Look for "Stuttgart" in each line of the entries, and return the matching lines.
*** Extracted material ***
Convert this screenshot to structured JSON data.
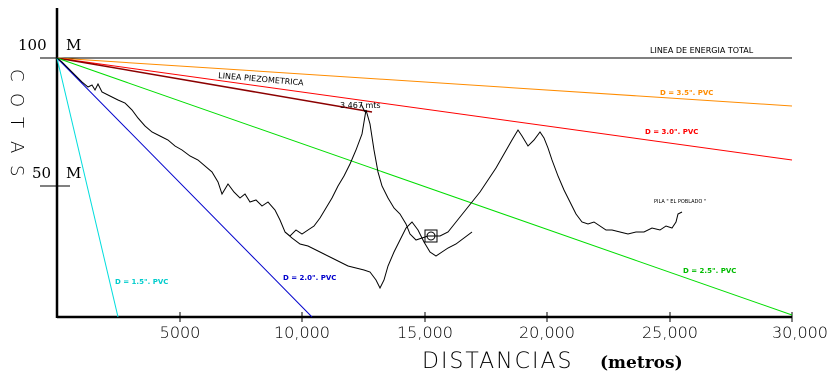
{
  "colors": {
    "axis": "#000000",
    "energy_line": "#000000",
    "piezometric": "#8b0000",
    "d35": "#ff8c00",
    "d30": "#ff0000",
    "d25": "#00dd00",
    "d20": "#0000cc",
    "d15": "#00dddd",
    "terrain": "#000000"
  },
  "y_axis": {
    "label_top": "100",
    "label_top_unit": "M",
    "label_mid": "50",
    "label_mid_unit": "M",
    "title_letters": [
      "C",
      "O",
      "T",
      "A",
      "S"
    ]
  },
  "x_axis": {
    "ticks": [
      "5000",
      "10,000",
      "15,000",
      "20,000",
      "25,000",
      "30,000"
    ],
    "title": "DISTANCIAS",
    "title_unit": "(metros)"
  },
  "labels": {
    "energy": "LINEA DE ENERGIA TOTAL",
    "piezometric": "LINEA PIEZOMETRICA",
    "gap": "3.467 mts",
    "d35": "D = 3.5\". PVC",
    "d30": "D = 3.0\". PVC",
    "d25": "D = 2.5\". PVC",
    "d20": "D = 2.0\". PVC",
    "d15": "D = 1.5\". PVC",
    "pila": "PILA \" EL POBLADO \""
  },
  "icons": {
    "tank": "tank-square-icon",
    "arrow": "arrow-icon"
  }
}
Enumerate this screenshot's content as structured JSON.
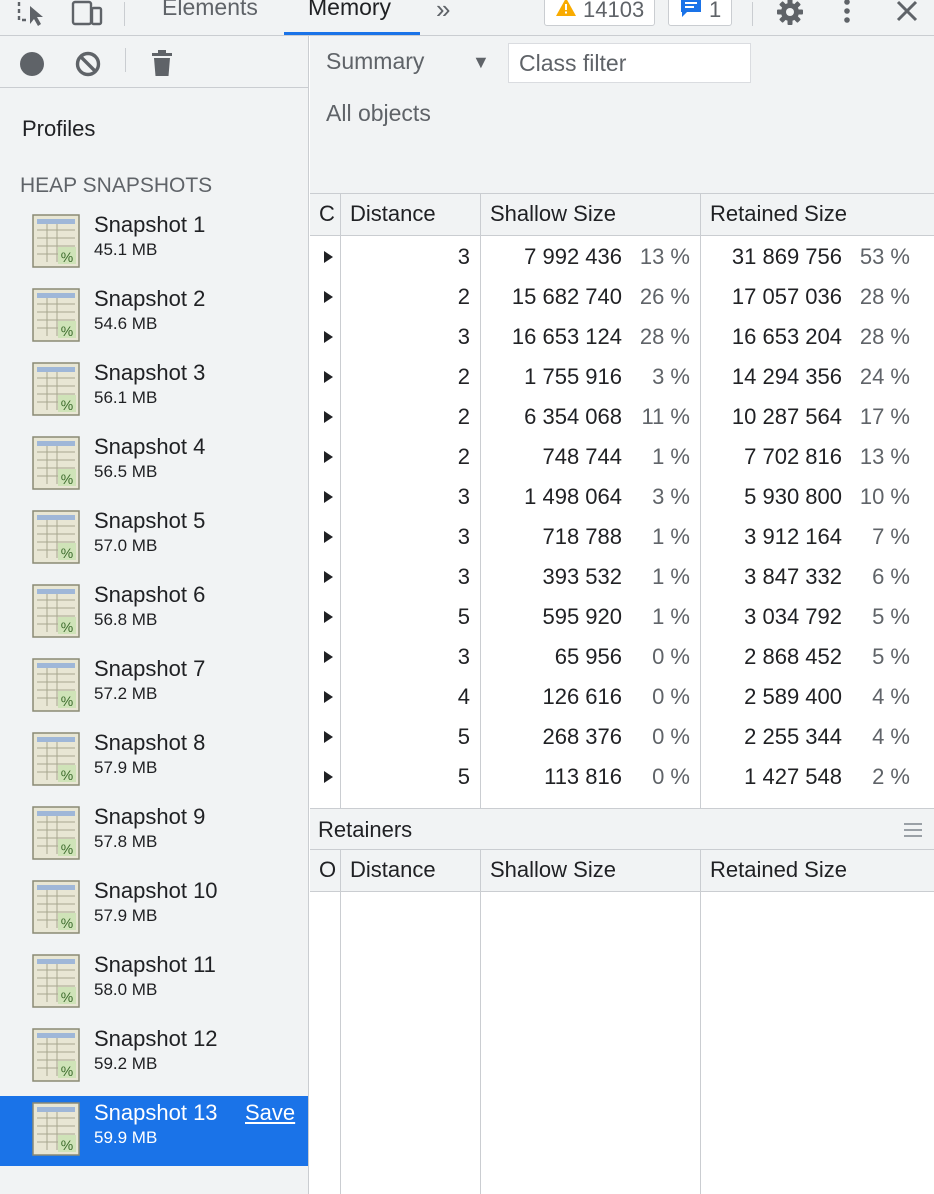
{
  "tabs": {
    "elements": "Elements",
    "memory": "Memory",
    "more": "»"
  },
  "badges": {
    "warnings": "14103",
    "messages": "1"
  },
  "icons": [
    "inspect-icon",
    "device-toolbar-icon",
    "warning-icon",
    "message-icon",
    "gear-icon",
    "kebab-menu-icon",
    "close-icon",
    "record-icon",
    "clear-icon",
    "trash-icon",
    "snapshot-icon",
    "expand-triangle-icon",
    "drag-handle-icon"
  ],
  "colors": {
    "accent": "#1a73e8",
    "panel": "#f1f3f4",
    "warning": "#f9ab00"
  },
  "sidebar": {
    "profiles_title": "Profiles",
    "heap_title": "HEAP SNAPSHOTS",
    "save_label": "Save",
    "snapshots": [
      {
        "name": "Snapshot 1",
        "size": "45.1 MB"
      },
      {
        "name": "Snapshot 2",
        "size": "54.6 MB"
      },
      {
        "name": "Snapshot 3",
        "size": "56.1 MB"
      },
      {
        "name": "Snapshot 4",
        "size": "56.5 MB"
      },
      {
        "name": "Snapshot 5",
        "size": "57.0 MB"
      },
      {
        "name": "Snapshot 6",
        "size": "56.8 MB"
      },
      {
        "name": "Snapshot 7",
        "size": "57.2 MB"
      },
      {
        "name": "Snapshot 8",
        "size": "57.9 MB"
      },
      {
        "name": "Snapshot 9",
        "size": "57.8 MB"
      },
      {
        "name": "Snapshot 10",
        "size": "57.9 MB"
      },
      {
        "name": "Snapshot 11",
        "size": "58.0 MB"
      },
      {
        "name": "Snapshot 12",
        "size": "59.2 MB"
      },
      {
        "name": "Snapshot 13",
        "size": "59.9 MB",
        "selected": true
      }
    ]
  },
  "main": {
    "view_select": "Summary",
    "class_filter_placeholder": "Class filter",
    "all_objects": "All objects",
    "columns": {
      "constructor": "C",
      "distance": "Distance",
      "shallow": "Shallow Size",
      "retained": "Retained Size"
    },
    "rows": [
      {
        "distance": "3",
        "shallow": "7 992 436",
        "shallow_pct": "13 %",
        "retained": "31 869 756",
        "retained_pct": "53 %"
      },
      {
        "distance": "2",
        "shallow": "15 682 740",
        "shallow_pct": "26 %",
        "retained": "17 057 036",
        "retained_pct": "28 %"
      },
      {
        "distance": "3",
        "shallow": "16 653 124",
        "shallow_pct": "28 %",
        "retained": "16 653 204",
        "retained_pct": "28 %"
      },
      {
        "distance": "2",
        "shallow": "1 755 916",
        "shallow_pct": "3 %",
        "retained": "14 294 356",
        "retained_pct": "24 %"
      },
      {
        "distance": "2",
        "shallow": "6 354 068",
        "shallow_pct": "11 %",
        "retained": "10 287 564",
        "retained_pct": "17 %"
      },
      {
        "distance": "2",
        "shallow": "748 744",
        "shallow_pct": "1 %",
        "retained": "7 702 816",
        "retained_pct": "13 %"
      },
      {
        "distance": "3",
        "shallow": "1 498 064",
        "shallow_pct": "3 %",
        "retained": "5 930 800",
        "retained_pct": "10 %"
      },
      {
        "distance": "3",
        "shallow": "718 788",
        "shallow_pct": "1 %",
        "retained": "3 912 164",
        "retained_pct": "7 %"
      },
      {
        "distance": "3",
        "shallow": "393 532",
        "shallow_pct": "1 %",
        "retained": "3 847 332",
        "retained_pct": "6 %"
      },
      {
        "distance": "5",
        "shallow": "595 920",
        "shallow_pct": "1 %",
        "retained": "3 034 792",
        "retained_pct": "5 %"
      },
      {
        "distance": "3",
        "shallow": "65 956",
        "shallow_pct": "0 %",
        "retained": "2 868 452",
        "retained_pct": "5 %"
      },
      {
        "distance": "4",
        "shallow": "126 616",
        "shallow_pct": "0 %",
        "retained": "2 589 400",
        "retained_pct": "4 %"
      },
      {
        "distance": "5",
        "shallow": "268 376",
        "shallow_pct": "0 %",
        "retained": "2 255 344",
        "retained_pct": "4 %"
      },
      {
        "distance": "5",
        "shallow": "113 816",
        "shallow_pct": "0 %",
        "retained": "1 427 548",
        "retained_pct": "2 %"
      }
    ],
    "retainers": {
      "title": "Retainers",
      "columns": {
        "object": "O",
        "distance": "Distance",
        "shallow": "Shallow Size",
        "retained": "Retained Size"
      }
    }
  }
}
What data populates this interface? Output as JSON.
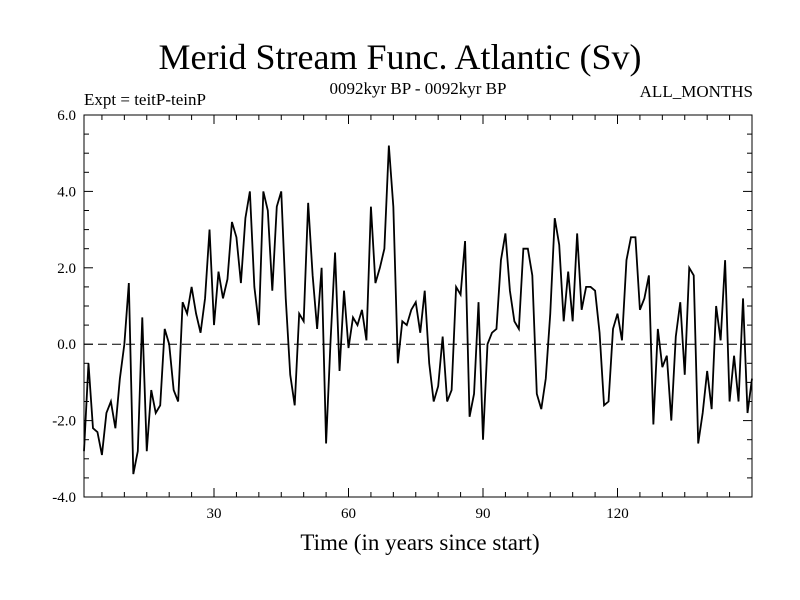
{
  "chart_data": {
    "type": "line",
    "title": "Merid Stream Func. Atlantic (Sv)",
    "subtitle_left": "Expt = teitP-teinP",
    "subtitle_center": "0092kyr BP - 0092kyr BP",
    "subtitle_right": "ALL_MONTHS",
    "xlabel": "Time (in years since start)",
    "ylabel": "",
    "xlim": [
      1,
      150
    ],
    "ylim": [
      -4.0,
      6.0
    ],
    "xticks": [
      30,
      60,
      90,
      120
    ],
    "yticks": [
      -4.0,
      -2.0,
      0.0,
      2.0,
      4.0,
      6.0
    ],
    "ytick_labels": [
      "-4.0",
      "-2.0",
      "0.0",
      "2.0",
      "4.0",
      "6.0"
    ],
    "reference_line": 0.0,
    "x": [
      1,
      2,
      3,
      4,
      5,
      6,
      7,
      8,
      9,
      10,
      11,
      12,
      13,
      14,
      15,
      16,
      17,
      18,
      19,
      20,
      21,
      22,
      23,
      24,
      25,
      26,
      27,
      28,
      29,
      30,
      31,
      32,
      33,
      34,
      35,
      36,
      37,
      38,
      39,
      40,
      41,
      42,
      43,
      44,
      45,
      46,
      47,
      48,
      49,
      50,
      51,
      52,
      53,
      54,
      55,
      56,
      57,
      58,
      59,
      60,
      61,
      62,
      63,
      64,
      65,
      66,
      67,
      68,
      69,
      70,
      71,
      72,
      73,
      74,
      75,
      76,
      77,
      78,
      79,
      80,
      81,
      82,
      83,
      84,
      85,
      86,
      87,
      88,
      89,
      90,
      91,
      92,
      93,
      94,
      95,
      96,
      97,
      98,
      99,
      100,
      101,
      102,
      103,
      104,
      105,
      106,
      107,
      108,
      109,
      110,
      111,
      112,
      113,
      114,
      115,
      116,
      117,
      118,
      119,
      120,
      121,
      122,
      123,
      124,
      125,
      126,
      127,
      128,
      129,
      130,
      131,
      132,
      133,
      134,
      135,
      136,
      137,
      138,
      139,
      140,
      141,
      142,
      143,
      144,
      145,
      146,
      147,
      148,
      149,
      150
    ],
    "series": [
      {
        "name": "teitP-teinP",
        "values": [
          -2.8,
          -0.5,
          -2.2,
          -2.3,
          -2.9,
          -1.8,
          -1.5,
          -2.2,
          -0.9,
          0.0,
          1.6,
          -3.4,
          -2.8,
          0.7,
          -2.8,
          -1.2,
          -1.8,
          -1.6,
          0.4,
          0.0,
          -1.2,
          -1.5,
          1.1,
          0.8,
          1.5,
          0.8,
          0.3,
          1.2,
          3.0,
          0.5,
          1.9,
          1.2,
          1.7,
          3.2,
          2.8,
          1.6,
          3.3,
          4.0,
          1.5,
          0.5,
          4.0,
          3.5,
          1.4,
          3.6,
          4.0,
          1.2,
          -0.8,
          -1.6,
          0.8,
          0.6,
          3.7,
          1.8,
          0.4,
          2.0,
          -2.6,
          0.1,
          2.4,
          -0.7,
          1.4,
          -0.1,
          0.7,
          0.5,
          0.9,
          0.1,
          3.6,
          1.6,
          2.0,
          2.5,
          5.2,
          3.6,
          -0.5,
          0.6,
          0.5,
          0.9,
          1.1,
          0.3,
          1.4,
          -0.5,
          -1.5,
          -1.1,
          0.2,
          -1.5,
          -1.2,
          1.5,
          1.3,
          2.7,
          -1.9,
          -1.3,
          1.1,
          -2.5,
          0.0,
          0.3,
          0.4,
          2.2,
          2.9,
          1.4,
          0.6,
          0.4,
          2.5,
          2.5,
          1.8,
          -1.3,
          -1.7,
          -0.9,
          0.8,
          3.3,
          2.6,
          0.6,
          1.9,
          0.6,
          2.9,
          0.9,
          1.5,
          1.5,
          1.4,
          0.3,
          -1.6,
          -1.5,
          0.4,
          0.8,
          0.1,
          2.2,
          2.8,
          2.8,
          0.9,
          1.2,
          1.8,
          -2.1,
          0.4,
          -0.6,
          -0.3,
          -2.0,
          0.2,
          1.1,
          -0.8,
          2.0,
          1.8,
          -2.6,
          -1.8,
          -0.7,
          -1.7,
          1.0,
          0.1,
          2.2,
          -1.5,
          -0.3,
          -1.5,
          1.2,
          -1.8,
          -0.9
        ]
      }
    ]
  }
}
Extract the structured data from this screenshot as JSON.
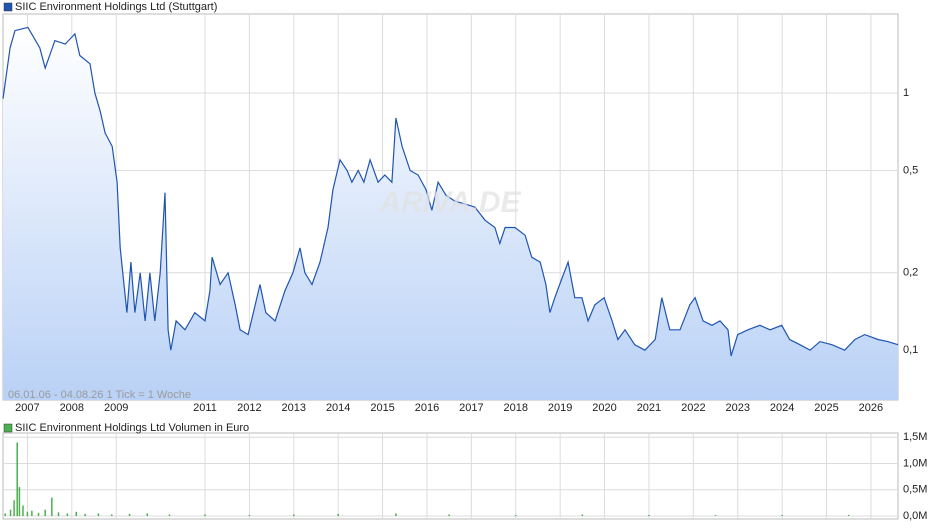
{
  "chart_data": [
    {
      "type": "line",
      "title": "SIIC Environment Holdings Ltd (Stuttgart)",
      "info": "06.01.06 - 04.08.26   1 Tick = 1 Woche",
      "watermark": "ARIVA.DE",
      "log_scale": true,
      "grid": true,
      "color": "#1f55b0",
      "x": [
        2006.45,
        2006.61,
        2006.72,
        2007.01,
        2007.28,
        2007.4,
        2007.62,
        2007.85,
        2008.07,
        2008.18,
        2008.41,
        2008.52,
        2008.64,
        2008.75,
        2008.91,
        2009.02,
        2009.09,
        2009.24,
        2009.33,
        2009.42,
        2009.54,
        2009.65,
        2009.76,
        2009.87,
        2009.99,
        2010.1,
        2010.17,
        2010.23,
        2010.35,
        2010.55,
        2010.77,
        2011.0,
        2011.11,
        2011.16,
        2011.34,
        2011.52,
        2011.68,
        2011.79,
        2011.97,
        2012.13,
        2012.24,
        2012.37,
        2012.58,
        2012.8,
        2012.98,
        2013.14,
        2013.25,
        2013.41,
        2013.59,
        2013.77,
        2013.88,
        2014.04,
        2014.2,
        2014.31,
        2014.45,
        2014.58,
        2014.72,
        2014.9,
        2015.05,
        2015.21,
        2015.3,
        2015.44,
        2015.62,
        2015.8,
        2015.98,
        2016.11,
        2016.25,
        2016.43,
        2016.63,
        2016.86,
        2017.08,
        2017.31,
        2017.53,
        2017.64,
        2017.76,
        2017.98,
        2018.21,
        2018.36,
        2018.55,
        2018.68,
        2018.77,
        2018.88,
        2019.04,
        2019.18,
        2019.33,
        2019.49,
        2019.63,
        2019.78,
        2019.99,
        2020.17,
        2020.3,
        2020.46,
        2020.68,
        2020.91,
        2021.14,
        2021.29,
        2021.47,
        2021.7,
        2021.92,
        2022.04,
        2022.22,
        2022.42,
        2022.6,
        2022.78,
        2022.85,
        2023.0,
        2023.23,
        2023.5,
        2023.73,
        2023.99,
        2024.17,
        2024.4,
        2024.63,
        2024.85,
        2025.12,
        2025.41,
        2025.64,
        2025.86,
        2026.16,
        2026.38,
        2026.61
      ],
      "series": [
        {
          "name": "SIIC Environment Holdings Ltd (Stuttgart)",
          "color": "#1f55b0",
          "values": [
            0.95,
            1.5,
            1.75,
            1.8,
            1.5,
            1.25,
            1.6,
            1.55,
            1.7,
            1.4,
            1.3,
            1.0,
            0.85,
            0.7,
            0.62,
            0.45,
            0.25,
            0.14,
            0.22,
            0.14,
            0.2,
            0.13,
            0.2,
            0.13,
            0.2,
            0.41,
            0.12,
            0.1,
            0.13,
            0.12,
            0.14,
            0.13,
            0.17,
            0.23,
            0.18,
            0.2,
            0.15,
            0.12,
            0.115,
            0.15,
            0.18,
            0.14,
            0.13,
            0.17,
            0.2,
            0.25,
            0.2,
            0.18,
            0.22,
            0.3,
            0.42,
            0.55,
            0.5,
            0.45,
            0.5,
            0.45,
            0.55,
            0.45,
            0.48,
            0.45,
            0.8,
            0.62,
            0.5,
            0.48,
            0.42,
            0.35,
            0.45,
            0.4,
            0.38,
            0.37,
            0.36,
            0.32,
            0.3,
            0.26,
            0.3,
            0.3,
            0.28,
            0.23,
            0.22,
            0.18,
            0.14,
            0.16,
            0.19,
            0.22,
            0.16,
            0.16,
            0.13,
            0.15,
            0.16,
            0.13,
            0.11,
            0.12,
            0.105,
            0.1,
            0.11,
            0.16,
            0.12,
            0.12,
            0.15,
            0.16,
            0.13,
            0.125,
            0.13,
            0.12,
            0.095,
            0.115,
            0.12,
            0.125,
            0.12,
            0.125,
            0.11,
            0.105,
            0.1,
            0.108,
            0.105,
            0.1,
            0.11,
            0.115,
            0.11,
            0.108,
            0.105
          ]
        }
      ],
      "xlim": [
        2006.45,
        2026.61
      ],
      "xticks": [
        2007,
        2008,
        2009,
        2011,
        2012,
        2013,
        2014,
        2015,
        2016,
        2017,
        2018,
        2019,
        2020,
        2021,
        2022,
        2023,
        2024,
        2025,
        2026
      ],
      "ylim": [
        0.064,
        2.03
      ],
      "yticks": [
        {
          "value": 0.1,
          "label": "0,1"
        },
        {
          "value": 0.2,
          "label": "0,2"
        },
        {
          "value": 0.5,
          "label": "0,5"
        },
        1
      ]
    },
    {
      "type": "bar",
      "title": "SIIC Environment Holdings Ltd Volumen in Euro",
      "grid": true,
      "x": [
        2006.5,
        2006.62,
        2006.7,
        2006.77,
        2006.82,
        2006.9,
        2007.0,
        2007.1,
        2007.25,
        2007.4,
        2007.55,
        2007.7,
        2007.9,
        2008.1,
        2008.3,
        2008.6,
        2008.9,
        2009.3,
        2009.7,
        2010.2,
        2011.0,
        2012.0,
        2013.0,
        2014.0,
        2015.3,
        2016.5,
        2018.0,
        2019.5,
        2021.0,
        2022.5,
        2024.0,
        2025.5
      ],
      "series": [
        {
          "name": "SIIC Environment Holdings Ltd Volumen in Euro",
          "color": "#4caf50",
          "values": [
            0.05,
            0.12,
            0.3,
            1.4,
            0.55,
            0.2,
            0.08,
            0.1,
            0.06,
            0.12,
            0.35,
            0.07,
            0.05,
            0.08,
            0.04,
            0.05,
            0.03,
            0.04,
            0.05,
            0.03,
            0.03,
            0.02,
            0.03,
            0.04,
            0.05,
            0.03,
            0.02,
            0.03,
            0.02,
            0.02,
            0.02,
            0.02
          ]
        }
      ],
      "xlim": [
        2006.45,
        2026.61
      ],
      "ylim": [
        0,
        1.58
      ],
      "yticks": [
        {
          "value": 0,
          "label": "0,0M"
        },
        {
          "value": 0.5,
          "label": "0,5M"
        },
        {
          "value": 1,
          "label": "1,0M"
        },
        {
          "value": 1.5,
          "label": "1,5M"
        }
      ]
    }
  ]
}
***
Task response:
      "title": "SIIC Environment Holdings Ltd (Stuttgart)",
          "name": "SIIC Environment Holdings Ltd (Stuttgart)",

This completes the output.